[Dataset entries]
Segment Open

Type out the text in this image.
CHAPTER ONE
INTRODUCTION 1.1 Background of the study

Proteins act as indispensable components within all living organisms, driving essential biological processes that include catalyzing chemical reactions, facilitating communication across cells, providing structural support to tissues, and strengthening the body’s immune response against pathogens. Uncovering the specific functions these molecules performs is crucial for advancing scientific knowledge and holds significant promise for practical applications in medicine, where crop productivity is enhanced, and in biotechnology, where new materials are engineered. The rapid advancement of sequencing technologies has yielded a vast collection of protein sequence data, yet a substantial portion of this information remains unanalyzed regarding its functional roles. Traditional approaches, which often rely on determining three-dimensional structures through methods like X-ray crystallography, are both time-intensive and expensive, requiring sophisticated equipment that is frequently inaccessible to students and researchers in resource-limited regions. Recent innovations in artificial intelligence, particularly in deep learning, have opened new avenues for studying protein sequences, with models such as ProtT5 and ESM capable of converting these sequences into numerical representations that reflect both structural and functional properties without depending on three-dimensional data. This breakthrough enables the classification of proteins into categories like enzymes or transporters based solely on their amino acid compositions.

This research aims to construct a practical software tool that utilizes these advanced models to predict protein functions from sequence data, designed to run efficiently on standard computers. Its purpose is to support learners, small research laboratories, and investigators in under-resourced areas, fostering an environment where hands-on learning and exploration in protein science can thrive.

Segment Closed

• Work to be completed
From the first line down to the last, give the records again exactly.

• Response below
Type out the text in this image.
CHAPTER ONE
INTRODUCTION 1.1 Background of the study

Proteins act as indispensable components within all living organisms, driving essential biological processes that include catalyzing chemical reactions, facilitating communication across cells, providing structural support to tissues, and strengthening the body’s immune response against pathogens. Uncovering the specific functions these molecules performs is crucial for advancing scientific knowledge and holds significant promise for practical applications in medicine, where crop productivity is enhanced, and in biotechnology, where new materials are engineered. The rapid advancement of sequencing technologies has yielded a vast collection of protein sequence data, yet a substantial portion of this information remains unanalyzed regarding its functional roles. Traditional approaches, which often rely on determining three-dimensional structures through methods like X-ray crystallography, are both time-intensive and expensive, requiring sophisticated equipment that is frequently inaccessible to students and researchers in resource-limited regions. Recent innovations in artificial intelligence, particularly in deep learning, have opened new avenues for studying protein sequences, with models such as ProtT5 and ESM capable of converting these sequences into numerical representations that reflect both structural and functional properties without depending on three-dimensional data. This breakthrough enables the classification of proteins into categories like enzymes or transporters based solely on their amino acid compositions.

This research aims to construct a practical software tool that utilizes these advanced models to predict protein functions from sequence data, designed to run efficiently on standard computers. Its purpose is to support learners, small research laboratories, and investigators in under-resourced areas, fostering an environment where hands-on learning and exploration in protein science can thrive.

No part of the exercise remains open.